■ SUPPLIED PASSAGE

In any regards it is comforting to know that artist/creaters/craftsmen like DWFII still exist.


----------



## Checkerboard 13 (Oct 6, 2009)

Xenon said:


> .
> 
> An example would be the last making: the last could be designed using software and matched up with a laser surface scanner to digitalize a 3D model of the client's feet and feed to a CNC pantograph to machine the model into a maple block = last. Non of this would be cheap initially but given sufficient volume could lower production time and cost without any ill effects. The volume part is what would always be critical using this approach but regardless would always be more expensive than RTW. I understand fit is not a quality issue you brought up nut just showing potential savings.


The last serves two purposes, both involving form. It must form a shoe that comfortably and correctly fits and supports the wearer's foot, _and_ at the same time it should produce a shoe whose form is pleasing to the eye.

While I believe it might be possible to automate the "fit" portion of this equation, I'm not sure whether an automated program yet exists that can translate a correct fit for any given foot into a shoe with a pleasing form, with 100% accuracy, no matter what the form of the foot is.

There remains a good measure of art to any bespoke work, and as far as I am aware, art has yet to be successfully automated.


----------



## Packard (Apr 24, 2009)

When I was a picture framer I might frame a print and I would first design the frame/mat with the client: 15 to 20 minutes.

I would order the materials from various sources: 10 minutes.

I would get the molding in and chop the miters to length: setup: 10 minutes; cutting 5 minutes.

I would cut the glass: set up 5 minutes; cutting 3 minutes.

I would cut the mat boards: set up 5 minutes; cutting 3 minutes.

I would assemble the frame: 30 minutes.

A production framer would buy 250 of the same print that I paid $45.00 for and he would pay $20.00.

He would buy 2,200 feet of molding that I payed $30.00 for and he would pay $18.00.

The setup costs that I had to figure into the job, he figured 1/250th of that cost.

My labor costs were figured at my hourly rate of $60.00 per hour. The production framer would figure at $60.00 per hour for the setups, but at minimum wage for the production.

In the end, the identical frame from me would be in the $185.00 to $225.00 range; and from the production framer it would be about $100.00.

I sold an awful lot of framing. Because if you didn't like the image or frame design of the production art, then you needed custom framing. But that did not mean that there was a substantial improvement in quality.

Of course I offered hand painted bevels (not available in production framing) and french matting, and hand ruled lines, hand painted mat boards, etc. All of which made my frames very special (and expensive). Also I had a following because of the designs. This allowed me to sell at a premium.

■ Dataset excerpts
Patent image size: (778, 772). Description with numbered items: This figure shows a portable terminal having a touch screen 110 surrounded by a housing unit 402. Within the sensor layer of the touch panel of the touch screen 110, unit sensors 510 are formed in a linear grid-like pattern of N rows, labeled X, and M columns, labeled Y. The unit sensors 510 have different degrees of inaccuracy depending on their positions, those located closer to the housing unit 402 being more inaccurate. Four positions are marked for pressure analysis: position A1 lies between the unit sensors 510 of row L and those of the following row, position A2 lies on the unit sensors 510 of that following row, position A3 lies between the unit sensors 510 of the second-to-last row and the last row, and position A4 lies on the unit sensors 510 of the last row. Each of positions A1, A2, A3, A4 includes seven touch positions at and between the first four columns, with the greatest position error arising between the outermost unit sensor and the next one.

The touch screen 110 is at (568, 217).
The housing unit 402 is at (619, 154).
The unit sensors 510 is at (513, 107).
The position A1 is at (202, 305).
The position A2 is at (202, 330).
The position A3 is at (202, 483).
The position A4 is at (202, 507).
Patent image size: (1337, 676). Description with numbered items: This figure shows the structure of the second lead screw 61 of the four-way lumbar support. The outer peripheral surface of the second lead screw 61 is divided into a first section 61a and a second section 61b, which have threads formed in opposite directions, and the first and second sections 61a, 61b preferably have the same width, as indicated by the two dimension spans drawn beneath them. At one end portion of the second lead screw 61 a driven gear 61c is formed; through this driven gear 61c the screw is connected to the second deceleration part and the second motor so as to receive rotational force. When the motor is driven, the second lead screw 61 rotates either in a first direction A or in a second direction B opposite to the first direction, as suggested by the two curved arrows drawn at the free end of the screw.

■ WHAT THIS EXERCISE ASKS
1) Print the part of the forum discussion about custom craftsmanship that begins at the words "I would cut the mat" and stops after "for the production.", reproducing it word for word.
2) Output the lines of the listing from its first line through the line that contains "The touch screen 110 is at (568, 217).", including both ends, and repeat them without any change.

■ CORRECT ANSWERS
1)
I would cut the mat boards: set up 5 minutes; cutting 3 minutes.

I would assemble the frame: 30 minutes.

A production framer would buy 250 of the same print that I paid $45.00 for and he would pay $20.00.

He would buy 2,200 feet of molding that I payed $30.00 for and he would pay $18.00.

The setup costs that I had to figure into the job, he figured 1/250th of that cost.

My labor costs were figured at my hourly rate of $60.00 per hour. The production framer would figure at $60.00 per hour for the setups, but at minimum wage for the production.

2)
Patent image size: (778, 772). Description with numbered items: This figure shows a portable terminal having a touch screen 110 surrounded by a housing unit 402. Within the sensor layer of the touch panel of the touch screen 110, unit sensors 510 are formed in a linear grid-like pattern of N rows, labeled X, and M columns, labeled Y. The unit sensors 510 have different degrees of inaccuracy depending on their positions, those located closer to the housing unit 402 being more inaccurate. Four positions are marked for pressure analysis: position A1 lies between the unit sensors 510 of row L and those of the following row, position A2 lies on the unit sensors 510 of that following row, position A3 lies between the unit sensors 510 of the second-to-last row and the last row, and position A4 lies on the unit sensors 510 of the last row. Each of positions A1, A2, A3, A4 includes seven touch positions at and between the first four columns, with the greatest position error arising between the outermost unit sensor and the next one.

The touch screen 110 is at (568, 217).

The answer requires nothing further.